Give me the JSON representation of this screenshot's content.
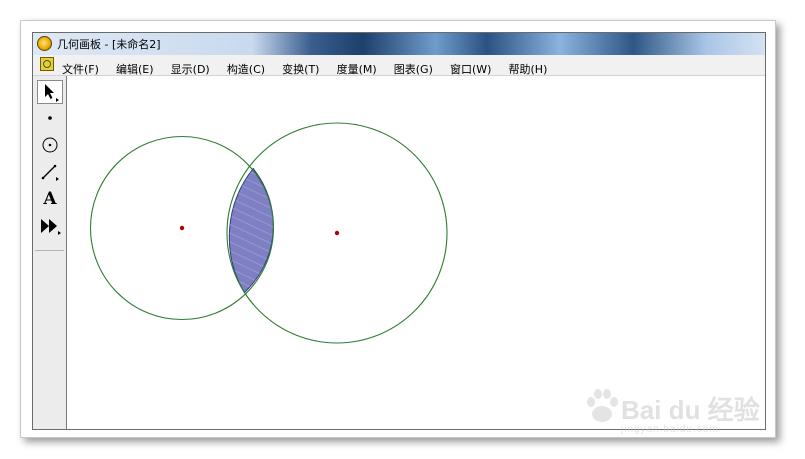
{
  "window": {
    "title": "几何画板 - [未命名2]"
  },
  "menubar": {
    "items": [
      {
        "label": "文件(F)"
      },
      {
        "label": "编辑(E)"
      },
      {
        "label": "显示(D)"
      },
      {
        "label": "构造(C)"
      },
      {
        "label": "变换(T)"
      },
      {
        "label": "度量(M)"
      },
      {
        "label": "图表(G)"
      },
      {
        "label": "窗口(W)"
      },
      {
        "label": "帮助(H)"
      }
    ]
  },
  "toolbox": {
    "tools": [
      {
        "name": "arrow-select-tool",
        "icon": "arrow-icon",
        "selected": true
      },
      {
        "name": "point-tool",
        "icon": "point-icon",
        "selected": false
      },
      {
        "name": "compass-tool",
        "icon": "circle-icon",
        "selected": false
      },
      {
        "name": "straightedge-tool",
        "icon": "segment-icon",
        "selected": false
      },
      {
        "name": "text-tool",
        "icon": "text-icon",
        "label": "A",
        "selected": false
      },
      {
        "name": "custom-tool",
        "icon": "custom-tool-icon",
        "selected": false
      }
    ]
  },
  "canvas": {
    "circle_color": "#2e7d32",
    "center_color": "#b00000",
    "intersection_fill": "#7f7fc4"
  },
  "watermark": {
    "brand": "Bai du 经验",
    "sub": "jingyan.baidu.com"
  }
}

━━━

Directions
Where a line of the entries contains the word "icon", copy that line.

Result of the exercise
        "icon": "arrow-icon",
        "icon": "point-icon",
        "icon": "circle-icon",
        "icon": "segment-icon",
        "icon": "text-icon",
        "icon": "custom-tool-icon",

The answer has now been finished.